## Set problem
Identify each line below that contains the word "Bazett", and copy it out.

[Records that describe figures]

>>

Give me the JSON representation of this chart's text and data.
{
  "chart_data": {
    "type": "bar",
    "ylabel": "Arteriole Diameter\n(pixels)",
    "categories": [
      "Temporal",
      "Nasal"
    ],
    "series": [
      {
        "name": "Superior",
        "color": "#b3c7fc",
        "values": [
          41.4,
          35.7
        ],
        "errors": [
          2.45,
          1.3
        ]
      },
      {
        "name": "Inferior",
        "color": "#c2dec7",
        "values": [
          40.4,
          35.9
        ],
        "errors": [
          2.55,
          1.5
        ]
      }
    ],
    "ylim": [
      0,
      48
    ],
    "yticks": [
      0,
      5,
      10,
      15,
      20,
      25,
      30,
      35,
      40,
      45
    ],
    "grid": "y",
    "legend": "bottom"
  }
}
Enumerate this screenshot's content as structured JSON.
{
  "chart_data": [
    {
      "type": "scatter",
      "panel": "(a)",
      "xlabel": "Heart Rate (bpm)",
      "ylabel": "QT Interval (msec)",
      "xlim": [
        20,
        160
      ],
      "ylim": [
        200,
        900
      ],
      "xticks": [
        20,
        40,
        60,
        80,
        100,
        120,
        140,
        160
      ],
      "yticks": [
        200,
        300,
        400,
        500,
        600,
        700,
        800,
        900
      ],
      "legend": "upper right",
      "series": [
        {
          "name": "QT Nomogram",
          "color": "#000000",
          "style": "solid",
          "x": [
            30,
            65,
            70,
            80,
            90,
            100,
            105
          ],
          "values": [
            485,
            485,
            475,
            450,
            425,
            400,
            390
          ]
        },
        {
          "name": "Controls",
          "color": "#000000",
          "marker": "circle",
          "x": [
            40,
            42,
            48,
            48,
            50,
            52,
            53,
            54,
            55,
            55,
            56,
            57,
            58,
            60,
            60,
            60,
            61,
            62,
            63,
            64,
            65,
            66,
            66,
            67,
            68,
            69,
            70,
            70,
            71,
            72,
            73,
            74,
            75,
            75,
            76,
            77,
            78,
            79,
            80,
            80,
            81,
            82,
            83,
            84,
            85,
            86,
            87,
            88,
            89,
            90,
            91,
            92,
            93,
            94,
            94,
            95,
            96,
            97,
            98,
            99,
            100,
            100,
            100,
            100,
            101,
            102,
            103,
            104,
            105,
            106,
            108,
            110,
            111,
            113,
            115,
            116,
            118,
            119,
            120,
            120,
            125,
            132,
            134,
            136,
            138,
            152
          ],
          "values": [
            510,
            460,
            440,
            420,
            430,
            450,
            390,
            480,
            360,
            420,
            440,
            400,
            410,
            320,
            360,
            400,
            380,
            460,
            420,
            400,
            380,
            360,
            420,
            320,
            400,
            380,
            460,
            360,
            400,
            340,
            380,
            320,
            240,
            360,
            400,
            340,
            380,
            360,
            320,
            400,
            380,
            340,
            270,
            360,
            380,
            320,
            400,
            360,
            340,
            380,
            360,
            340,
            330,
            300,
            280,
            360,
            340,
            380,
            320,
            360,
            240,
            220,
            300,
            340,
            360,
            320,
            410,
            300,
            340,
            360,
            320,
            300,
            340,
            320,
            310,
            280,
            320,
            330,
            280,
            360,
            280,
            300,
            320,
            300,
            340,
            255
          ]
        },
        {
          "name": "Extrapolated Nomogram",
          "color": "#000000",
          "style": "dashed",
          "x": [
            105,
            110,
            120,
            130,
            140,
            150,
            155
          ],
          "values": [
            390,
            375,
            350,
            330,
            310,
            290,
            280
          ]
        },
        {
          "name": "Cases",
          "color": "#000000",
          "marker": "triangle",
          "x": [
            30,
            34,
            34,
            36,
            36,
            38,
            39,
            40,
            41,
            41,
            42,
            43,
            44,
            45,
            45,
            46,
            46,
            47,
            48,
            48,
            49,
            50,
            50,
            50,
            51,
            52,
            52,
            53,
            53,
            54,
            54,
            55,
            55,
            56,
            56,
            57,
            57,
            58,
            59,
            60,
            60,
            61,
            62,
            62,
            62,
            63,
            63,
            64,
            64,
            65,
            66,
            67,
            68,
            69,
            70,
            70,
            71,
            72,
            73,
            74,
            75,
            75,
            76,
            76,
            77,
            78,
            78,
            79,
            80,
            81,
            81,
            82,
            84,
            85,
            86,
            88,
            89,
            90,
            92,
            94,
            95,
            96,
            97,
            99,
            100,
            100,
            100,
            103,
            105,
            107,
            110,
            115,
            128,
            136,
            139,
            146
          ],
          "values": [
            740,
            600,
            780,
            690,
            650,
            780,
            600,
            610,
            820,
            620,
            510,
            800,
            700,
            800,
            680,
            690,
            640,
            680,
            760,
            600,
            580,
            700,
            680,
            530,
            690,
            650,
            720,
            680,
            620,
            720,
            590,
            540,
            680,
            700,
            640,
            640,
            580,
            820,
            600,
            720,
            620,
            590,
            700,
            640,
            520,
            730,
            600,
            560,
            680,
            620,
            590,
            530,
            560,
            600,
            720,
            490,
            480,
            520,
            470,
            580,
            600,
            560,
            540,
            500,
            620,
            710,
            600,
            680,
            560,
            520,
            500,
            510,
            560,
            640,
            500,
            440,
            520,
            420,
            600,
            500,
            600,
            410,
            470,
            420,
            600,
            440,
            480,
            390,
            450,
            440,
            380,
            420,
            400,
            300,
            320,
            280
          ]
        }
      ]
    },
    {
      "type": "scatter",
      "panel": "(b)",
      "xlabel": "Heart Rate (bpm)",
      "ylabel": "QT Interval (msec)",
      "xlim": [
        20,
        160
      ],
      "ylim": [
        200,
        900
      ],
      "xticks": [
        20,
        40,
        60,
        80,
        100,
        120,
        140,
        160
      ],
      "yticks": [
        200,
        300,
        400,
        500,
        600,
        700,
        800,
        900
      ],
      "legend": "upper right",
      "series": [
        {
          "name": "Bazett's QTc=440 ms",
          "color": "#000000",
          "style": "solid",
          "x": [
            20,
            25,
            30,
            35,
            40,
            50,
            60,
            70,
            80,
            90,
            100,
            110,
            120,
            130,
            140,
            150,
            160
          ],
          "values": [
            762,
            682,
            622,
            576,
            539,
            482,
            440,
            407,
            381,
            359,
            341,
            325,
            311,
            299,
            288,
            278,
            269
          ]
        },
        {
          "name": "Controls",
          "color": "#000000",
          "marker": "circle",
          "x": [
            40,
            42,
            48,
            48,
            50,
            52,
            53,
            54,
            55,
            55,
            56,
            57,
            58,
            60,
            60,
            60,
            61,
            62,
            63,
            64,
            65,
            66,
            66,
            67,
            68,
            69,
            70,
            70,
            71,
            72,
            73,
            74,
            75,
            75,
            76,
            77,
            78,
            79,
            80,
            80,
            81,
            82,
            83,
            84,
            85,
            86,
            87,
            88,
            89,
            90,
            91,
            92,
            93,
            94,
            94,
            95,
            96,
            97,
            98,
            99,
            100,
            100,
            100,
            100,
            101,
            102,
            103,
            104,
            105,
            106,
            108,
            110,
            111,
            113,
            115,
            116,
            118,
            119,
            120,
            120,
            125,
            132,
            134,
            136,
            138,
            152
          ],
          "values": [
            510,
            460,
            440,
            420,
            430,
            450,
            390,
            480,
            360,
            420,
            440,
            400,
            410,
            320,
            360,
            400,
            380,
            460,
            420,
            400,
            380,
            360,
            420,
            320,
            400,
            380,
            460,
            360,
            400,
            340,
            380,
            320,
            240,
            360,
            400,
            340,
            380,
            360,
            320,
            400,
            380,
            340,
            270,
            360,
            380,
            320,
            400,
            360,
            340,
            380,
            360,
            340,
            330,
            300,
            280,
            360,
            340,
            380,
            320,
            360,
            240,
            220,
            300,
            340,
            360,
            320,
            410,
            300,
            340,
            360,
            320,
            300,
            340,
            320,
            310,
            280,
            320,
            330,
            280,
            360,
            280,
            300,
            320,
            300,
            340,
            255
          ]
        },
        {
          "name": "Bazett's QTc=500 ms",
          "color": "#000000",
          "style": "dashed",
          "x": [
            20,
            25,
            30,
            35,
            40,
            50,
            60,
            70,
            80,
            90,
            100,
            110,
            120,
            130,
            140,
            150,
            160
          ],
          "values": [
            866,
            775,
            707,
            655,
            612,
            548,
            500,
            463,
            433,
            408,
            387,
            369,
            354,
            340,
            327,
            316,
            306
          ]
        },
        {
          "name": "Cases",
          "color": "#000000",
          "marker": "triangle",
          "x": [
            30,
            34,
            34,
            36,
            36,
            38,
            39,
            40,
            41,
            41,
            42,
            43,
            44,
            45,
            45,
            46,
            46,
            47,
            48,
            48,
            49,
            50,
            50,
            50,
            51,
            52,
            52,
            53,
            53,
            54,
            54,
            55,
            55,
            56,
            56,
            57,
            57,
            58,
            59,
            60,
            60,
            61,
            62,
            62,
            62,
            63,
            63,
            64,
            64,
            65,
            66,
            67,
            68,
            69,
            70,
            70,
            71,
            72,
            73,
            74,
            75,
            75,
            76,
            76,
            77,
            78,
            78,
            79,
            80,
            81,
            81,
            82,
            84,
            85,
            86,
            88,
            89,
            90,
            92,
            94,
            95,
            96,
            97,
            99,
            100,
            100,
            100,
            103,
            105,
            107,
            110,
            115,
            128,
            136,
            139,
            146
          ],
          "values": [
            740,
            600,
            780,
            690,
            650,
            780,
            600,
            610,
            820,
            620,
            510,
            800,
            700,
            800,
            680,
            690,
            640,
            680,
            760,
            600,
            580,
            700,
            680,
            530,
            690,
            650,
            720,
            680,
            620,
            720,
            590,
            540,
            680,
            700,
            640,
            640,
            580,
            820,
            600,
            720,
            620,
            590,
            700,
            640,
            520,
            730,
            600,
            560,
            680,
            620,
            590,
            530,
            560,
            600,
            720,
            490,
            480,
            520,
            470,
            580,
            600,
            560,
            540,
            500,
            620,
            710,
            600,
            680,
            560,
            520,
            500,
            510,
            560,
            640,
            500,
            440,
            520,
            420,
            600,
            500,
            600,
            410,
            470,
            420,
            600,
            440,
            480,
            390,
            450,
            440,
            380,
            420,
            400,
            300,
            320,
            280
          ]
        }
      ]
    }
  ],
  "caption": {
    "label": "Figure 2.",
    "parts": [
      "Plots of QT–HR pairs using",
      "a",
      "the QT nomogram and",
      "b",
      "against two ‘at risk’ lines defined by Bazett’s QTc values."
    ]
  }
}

<<

## Answer
          "name": "Bazett's QTc=440 ms",
          "name": "Bazett's QTc=500 ms",
      "against two ‘at risk’ lines defined by Bazett’s QTc values."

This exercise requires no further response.